··· DATA FOR PROCESSING

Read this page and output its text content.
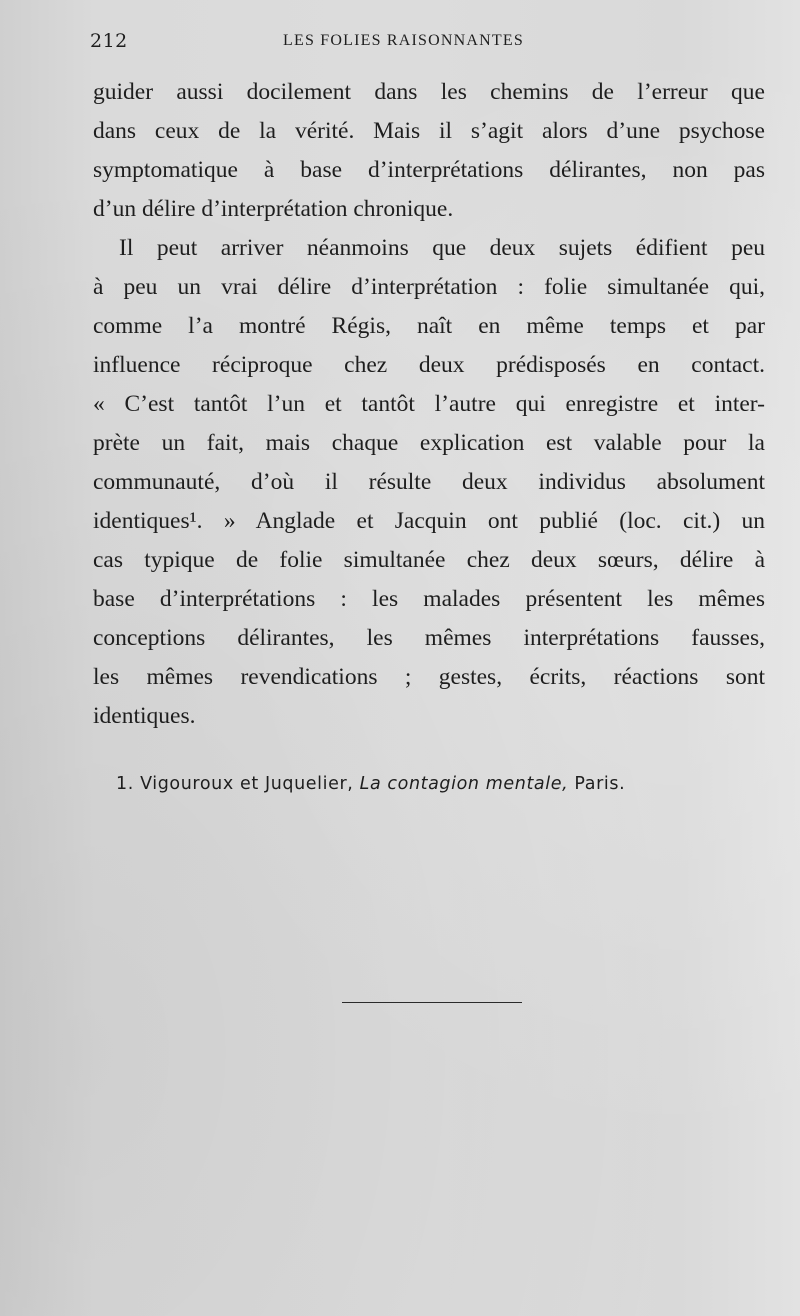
212	LES FOLIES RAISONNANTES
guider aussi docilement dans les chemins de l’erreur que
dans ceux de la vérité. Mais il s’agit alors d’une psychose
symptomatique à base d’interprétations délirantes, non pas
d’un délire d’interprétation chronique.
Il peut arriver néanmoins que deux sujets édifient peu
à peu un vrai délire d’interprétation : folie simultanée qui,
comme l’a montré Régis, naît en même temps et par
influence réciproque chez deux prédisposés en contact.
« C’est tantôt l’un et tantôt l’autre qui enregistre et inter-
prète un fait, mais chaque explication est valable pour la
communauté, d’où il résulte deux individus absolument
identiques¹. » Anglade et Jacquin ont publié (loc. cit.) un
cas typique de folie simultanée chez deux sœurs, délire à
base d’interprétations : les malades présentent les mêmes
conceptions délirantes, les mêmes interprétations fausses,
les mêmes revendications ; gestes, écrits, réactions sont
identiques.
1. Vigouroux et Juquelier, La contagion mentale, Paris.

······

TASK PROMPT
Identify each line holding the string "deux", and copy it out.

RIGHT ANSWER
Il peut arriver néanmoins que deux sujets édifient peu
influence réciproque chez deux prédisposés en contact.
communauté, d’où il résulte deux individus absolument
cas typique de folie simultanée chez deux sœurs, délire à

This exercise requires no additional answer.